§ **Stated task**:
The exercise asks for every line of the data to be reproduced exactly.

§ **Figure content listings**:

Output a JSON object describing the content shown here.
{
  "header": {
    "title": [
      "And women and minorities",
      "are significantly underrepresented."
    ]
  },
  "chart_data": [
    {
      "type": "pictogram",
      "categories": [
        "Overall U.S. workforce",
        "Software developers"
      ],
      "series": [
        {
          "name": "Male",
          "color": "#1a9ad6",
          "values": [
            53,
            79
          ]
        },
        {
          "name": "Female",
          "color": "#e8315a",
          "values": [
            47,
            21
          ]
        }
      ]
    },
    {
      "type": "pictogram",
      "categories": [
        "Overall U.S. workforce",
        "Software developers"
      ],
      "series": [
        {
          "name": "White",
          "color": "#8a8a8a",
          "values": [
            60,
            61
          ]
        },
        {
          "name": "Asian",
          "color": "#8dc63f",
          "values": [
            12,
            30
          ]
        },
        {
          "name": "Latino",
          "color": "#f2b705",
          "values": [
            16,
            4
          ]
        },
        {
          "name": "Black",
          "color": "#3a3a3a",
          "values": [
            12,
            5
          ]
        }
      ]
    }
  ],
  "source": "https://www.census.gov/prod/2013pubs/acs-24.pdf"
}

§ **Final result**:
Output a JSON object describing the content shown here.
{
  "header": {
    "title": [
      "And women and minorities",
      "are significantly underrepresented."
    ]
  },
  "chart_data": [
    {
      "type": "pictogram",
      "categories": [
        "Overall U.S. workforce",
        "Software developers"
      ],
      "series": [
        {
          "name": "Male",
          "color": "#1a9ad6",
          "values": [
            53,
            79
          ]
        },
        {
          "name": "Female",
          "color": "#e8315a",
          "values": [
            47,
            21
          ]
        }
      ]
    },
    {
      "type": "pictogram",
      "categories": [
        "Overall U.S. workforce",
        "Software developers"
      ],
      "series": [
        {
          "name": "White",
          "color": "#8a8a8a",
          "values": [
            60,
            61
          ]
        },
        {
          "name": "Asian",
          "color": "#8dc63f",
          "values": [
            12,
            30
          ]
        },
        {
          "name": "Latino",
          "color": "#f2b705",
          "values": [
            16,
            4
          ]
        },
        {
          "name": "Black",
          "color": "#3a3a3a",
          "values": [
            12,
            5
          ]
        }
      ]
    }
  ],
  "source": "https://www.census.gov/prod/2013pubs/acs-24.pdf"
}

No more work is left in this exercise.